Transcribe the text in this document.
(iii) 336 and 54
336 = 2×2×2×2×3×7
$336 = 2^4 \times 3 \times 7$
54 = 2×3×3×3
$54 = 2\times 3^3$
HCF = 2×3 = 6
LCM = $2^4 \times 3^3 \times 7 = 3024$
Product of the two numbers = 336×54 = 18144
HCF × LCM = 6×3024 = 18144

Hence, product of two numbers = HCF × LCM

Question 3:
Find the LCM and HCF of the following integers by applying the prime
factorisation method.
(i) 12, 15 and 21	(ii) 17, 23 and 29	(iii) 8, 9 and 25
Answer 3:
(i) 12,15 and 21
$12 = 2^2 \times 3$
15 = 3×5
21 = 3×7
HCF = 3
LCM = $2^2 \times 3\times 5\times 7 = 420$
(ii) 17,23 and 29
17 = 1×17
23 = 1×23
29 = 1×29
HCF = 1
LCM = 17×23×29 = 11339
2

● ● ● ● ● ● ●

### The exercise
In the entries above, find each line with the word "times" and copy it.

### Final result
$336 = 2^4 \times 3 \times 7$
$54 = 2\times 3^3$
LCM = $2^4 \times 3^3 \times 7 = 3024$
$12 = 2^2 \times 3$
LCM = $2^2 \times 3\times 5\times 7 = 420$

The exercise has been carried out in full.